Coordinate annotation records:
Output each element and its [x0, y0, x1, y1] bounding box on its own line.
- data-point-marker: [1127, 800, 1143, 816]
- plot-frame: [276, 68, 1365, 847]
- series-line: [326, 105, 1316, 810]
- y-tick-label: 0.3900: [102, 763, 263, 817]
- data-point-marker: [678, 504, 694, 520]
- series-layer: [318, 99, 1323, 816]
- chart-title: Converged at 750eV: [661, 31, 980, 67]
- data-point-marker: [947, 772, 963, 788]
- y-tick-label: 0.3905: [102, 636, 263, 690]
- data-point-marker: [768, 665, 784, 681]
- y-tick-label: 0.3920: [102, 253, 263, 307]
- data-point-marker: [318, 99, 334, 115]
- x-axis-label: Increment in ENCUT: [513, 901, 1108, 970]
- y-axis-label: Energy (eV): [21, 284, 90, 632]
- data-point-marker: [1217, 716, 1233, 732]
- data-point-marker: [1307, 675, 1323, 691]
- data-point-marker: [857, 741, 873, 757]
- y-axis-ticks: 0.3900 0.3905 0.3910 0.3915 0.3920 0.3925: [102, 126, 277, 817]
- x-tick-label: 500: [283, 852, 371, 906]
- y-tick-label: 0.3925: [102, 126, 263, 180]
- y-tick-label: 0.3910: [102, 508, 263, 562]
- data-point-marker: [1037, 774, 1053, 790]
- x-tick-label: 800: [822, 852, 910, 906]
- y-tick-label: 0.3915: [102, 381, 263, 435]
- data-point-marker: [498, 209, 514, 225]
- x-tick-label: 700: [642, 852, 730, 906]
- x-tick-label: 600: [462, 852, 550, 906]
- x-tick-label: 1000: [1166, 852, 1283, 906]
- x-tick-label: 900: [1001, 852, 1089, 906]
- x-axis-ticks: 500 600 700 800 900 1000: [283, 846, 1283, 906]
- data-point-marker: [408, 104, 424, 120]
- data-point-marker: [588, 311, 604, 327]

• [Aim of the task]:
Reproduce the material above in full, substituting "point-marker" for each occurrence of "data-point-marker" and leaving everything else unchanged.

• [Written response]:
Output each element and its [x0, y0, x1, y1] bounding box on its own line.
- point-marker: [1127, 800, 1143, 816]
- plot-frame: [276, 68, 1365, 847]
- series-line: [326, 105, 1316, 810]
- y-tick-label: 0.3900: [102, 763, 263, 817]
- point-marker: [678, 504, 694, 520]
- series-layer: [318, 99, 1323, 816]
- chart-title: Converged at 750eV: [661, 31, 980, 67]
- point-marker: [947, 772, 963, 788]
- y-tick-label: 0.3905: [102, 636, 263, 690]
- point-marker: [768, 665, 784, 681]
- y-tick-label: 0.3920: [102, 253, 263, 307]
- point-marker: [318, 99, 334, 115]
- x-axis-label: Increment in ENCUT: [513, 901, 1108, 970]
- y-axis-label: Energy (eV): [21, 284, 90, 632]
- point-marker: [1217, 716, 1233, 732]
- point-marker: [1307, 675, 1323, 691]
- point-marker: [857, 741, 873, 757]
- y-axis-ticks: 0.3900 0.3905 0.3910 0.3915 0.3920 0.3925: [102, 126, 277, 817]
- x-tick-label: 500: [283, 852, 371, 906]
- y-tick-label: 0.3925: [102, 126, 263, 180]
- y-tick-label: 0.3910: [102, 508, 263, 562]
- point-marker: [1037, 774, 1053, 790]
- x-tick-label: 800: [822, 852, 910, 906]
- y-tick-label: 0.3915: [102, 381, 263, 435]
- point-marker: [498, 209, 514, 225]
- x-tick-label: 700: [642, 852, 730, 906]
- x-tick-label: 600: [462, 852, 550, 906]
- x-tick-label: 1000: [1166, 852, 1283, 906]
- x-tick-label: 900: [1001, 852, 1089, 906]
- x-axis-ticks: 500 600 700 800 900 1000: [283, 846, 1283, 906]
- point-marker: [408, 104, 424, 120]
- point-marker: [588, 311, 604, 327]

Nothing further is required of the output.